What the exercise asks: In the following material, identify every line holding the string "помесячно" and return it.

Data shown:

^^^^^^^^

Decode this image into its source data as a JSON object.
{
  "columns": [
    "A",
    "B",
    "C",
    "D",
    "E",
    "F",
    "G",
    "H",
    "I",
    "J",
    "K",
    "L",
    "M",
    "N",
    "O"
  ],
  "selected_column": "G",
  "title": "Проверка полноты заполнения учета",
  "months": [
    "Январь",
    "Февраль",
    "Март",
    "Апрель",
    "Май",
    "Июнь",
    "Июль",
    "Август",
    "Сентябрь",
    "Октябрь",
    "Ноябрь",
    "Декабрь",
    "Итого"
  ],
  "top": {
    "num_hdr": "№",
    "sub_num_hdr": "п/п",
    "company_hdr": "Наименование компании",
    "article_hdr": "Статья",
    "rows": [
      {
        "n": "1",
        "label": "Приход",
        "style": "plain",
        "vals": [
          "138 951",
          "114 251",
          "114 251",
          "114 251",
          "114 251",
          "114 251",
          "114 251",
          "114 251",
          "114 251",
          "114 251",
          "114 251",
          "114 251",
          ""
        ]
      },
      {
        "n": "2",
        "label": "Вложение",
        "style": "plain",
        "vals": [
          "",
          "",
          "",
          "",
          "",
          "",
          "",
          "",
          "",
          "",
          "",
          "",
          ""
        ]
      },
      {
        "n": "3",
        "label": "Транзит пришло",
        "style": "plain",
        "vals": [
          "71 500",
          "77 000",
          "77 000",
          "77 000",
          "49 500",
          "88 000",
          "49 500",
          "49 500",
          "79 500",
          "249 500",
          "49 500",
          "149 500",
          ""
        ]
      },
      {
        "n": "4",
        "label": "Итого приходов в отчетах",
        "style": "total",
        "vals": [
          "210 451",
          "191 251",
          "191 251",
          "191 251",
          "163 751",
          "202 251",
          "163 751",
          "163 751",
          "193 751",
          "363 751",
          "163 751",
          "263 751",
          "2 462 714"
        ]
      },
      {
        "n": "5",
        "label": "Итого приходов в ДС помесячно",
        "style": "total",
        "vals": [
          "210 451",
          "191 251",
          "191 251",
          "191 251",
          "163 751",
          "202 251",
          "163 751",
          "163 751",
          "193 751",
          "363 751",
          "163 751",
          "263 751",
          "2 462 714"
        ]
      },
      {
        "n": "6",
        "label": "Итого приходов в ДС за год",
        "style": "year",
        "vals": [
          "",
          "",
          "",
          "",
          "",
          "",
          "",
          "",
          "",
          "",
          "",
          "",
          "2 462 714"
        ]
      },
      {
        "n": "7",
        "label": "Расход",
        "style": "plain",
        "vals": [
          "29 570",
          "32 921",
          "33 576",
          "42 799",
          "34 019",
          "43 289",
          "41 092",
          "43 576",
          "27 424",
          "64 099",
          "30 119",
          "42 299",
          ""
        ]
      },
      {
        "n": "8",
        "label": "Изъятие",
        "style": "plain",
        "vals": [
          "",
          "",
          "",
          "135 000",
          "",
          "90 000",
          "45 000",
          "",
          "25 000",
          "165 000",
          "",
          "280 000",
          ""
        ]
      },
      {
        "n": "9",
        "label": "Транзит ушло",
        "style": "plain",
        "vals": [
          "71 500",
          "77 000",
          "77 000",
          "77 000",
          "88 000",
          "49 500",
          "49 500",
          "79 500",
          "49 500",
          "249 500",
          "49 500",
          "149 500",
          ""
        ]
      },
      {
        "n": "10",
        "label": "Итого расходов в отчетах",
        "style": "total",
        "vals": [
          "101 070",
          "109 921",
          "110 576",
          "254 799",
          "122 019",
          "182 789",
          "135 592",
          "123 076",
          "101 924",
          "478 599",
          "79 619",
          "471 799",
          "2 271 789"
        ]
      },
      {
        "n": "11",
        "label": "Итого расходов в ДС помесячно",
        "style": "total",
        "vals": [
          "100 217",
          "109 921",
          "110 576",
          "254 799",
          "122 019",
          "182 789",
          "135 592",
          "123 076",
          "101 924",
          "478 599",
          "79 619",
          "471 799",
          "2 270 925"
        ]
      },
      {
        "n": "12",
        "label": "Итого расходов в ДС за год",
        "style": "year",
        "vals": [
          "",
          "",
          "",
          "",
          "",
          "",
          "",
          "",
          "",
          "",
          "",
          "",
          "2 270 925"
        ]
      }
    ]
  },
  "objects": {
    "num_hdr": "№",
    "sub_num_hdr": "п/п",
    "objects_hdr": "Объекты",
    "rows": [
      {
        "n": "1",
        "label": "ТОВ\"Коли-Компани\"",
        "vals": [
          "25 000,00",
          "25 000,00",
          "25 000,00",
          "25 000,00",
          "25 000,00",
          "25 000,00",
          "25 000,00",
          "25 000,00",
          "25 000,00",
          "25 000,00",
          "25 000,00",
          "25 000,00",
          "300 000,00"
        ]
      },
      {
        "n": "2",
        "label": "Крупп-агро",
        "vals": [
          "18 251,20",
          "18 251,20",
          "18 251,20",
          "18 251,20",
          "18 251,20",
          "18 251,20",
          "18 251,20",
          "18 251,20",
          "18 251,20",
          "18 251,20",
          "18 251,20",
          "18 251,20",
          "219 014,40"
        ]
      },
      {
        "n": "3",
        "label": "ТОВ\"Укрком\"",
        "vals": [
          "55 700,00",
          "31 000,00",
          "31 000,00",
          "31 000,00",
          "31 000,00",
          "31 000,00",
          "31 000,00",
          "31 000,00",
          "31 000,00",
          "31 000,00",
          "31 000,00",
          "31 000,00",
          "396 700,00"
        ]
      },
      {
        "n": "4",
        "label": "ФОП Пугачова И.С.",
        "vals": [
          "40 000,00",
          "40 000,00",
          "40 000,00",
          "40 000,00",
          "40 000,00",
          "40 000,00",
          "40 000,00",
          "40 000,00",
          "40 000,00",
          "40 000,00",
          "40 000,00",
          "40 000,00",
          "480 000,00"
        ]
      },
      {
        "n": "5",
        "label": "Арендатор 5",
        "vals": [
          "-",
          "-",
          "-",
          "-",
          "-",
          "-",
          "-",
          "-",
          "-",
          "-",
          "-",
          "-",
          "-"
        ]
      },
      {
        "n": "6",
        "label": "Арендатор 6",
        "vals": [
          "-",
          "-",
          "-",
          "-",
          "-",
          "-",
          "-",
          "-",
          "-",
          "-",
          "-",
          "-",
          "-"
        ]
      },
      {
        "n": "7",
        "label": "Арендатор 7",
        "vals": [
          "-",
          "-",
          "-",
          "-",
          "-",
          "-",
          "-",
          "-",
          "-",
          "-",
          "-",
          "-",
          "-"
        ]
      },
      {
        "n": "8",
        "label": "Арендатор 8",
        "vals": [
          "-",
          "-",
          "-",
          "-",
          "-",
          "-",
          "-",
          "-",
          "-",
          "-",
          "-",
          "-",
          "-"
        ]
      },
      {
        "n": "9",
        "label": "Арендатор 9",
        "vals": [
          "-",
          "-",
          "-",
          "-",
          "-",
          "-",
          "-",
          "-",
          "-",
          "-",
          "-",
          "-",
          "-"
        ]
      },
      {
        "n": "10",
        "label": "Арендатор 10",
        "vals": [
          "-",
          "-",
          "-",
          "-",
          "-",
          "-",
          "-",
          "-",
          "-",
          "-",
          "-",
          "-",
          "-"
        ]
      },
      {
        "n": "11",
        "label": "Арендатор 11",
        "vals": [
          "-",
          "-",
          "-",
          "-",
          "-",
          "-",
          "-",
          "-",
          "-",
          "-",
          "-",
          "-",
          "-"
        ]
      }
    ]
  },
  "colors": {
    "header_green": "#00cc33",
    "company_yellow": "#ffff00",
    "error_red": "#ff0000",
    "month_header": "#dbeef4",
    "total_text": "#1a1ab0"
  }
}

^^^^^^^^

Full answer:
        "label": "Итого приходов в ДС помесячно",
        "label": "Итого расходов в ДС помесячно",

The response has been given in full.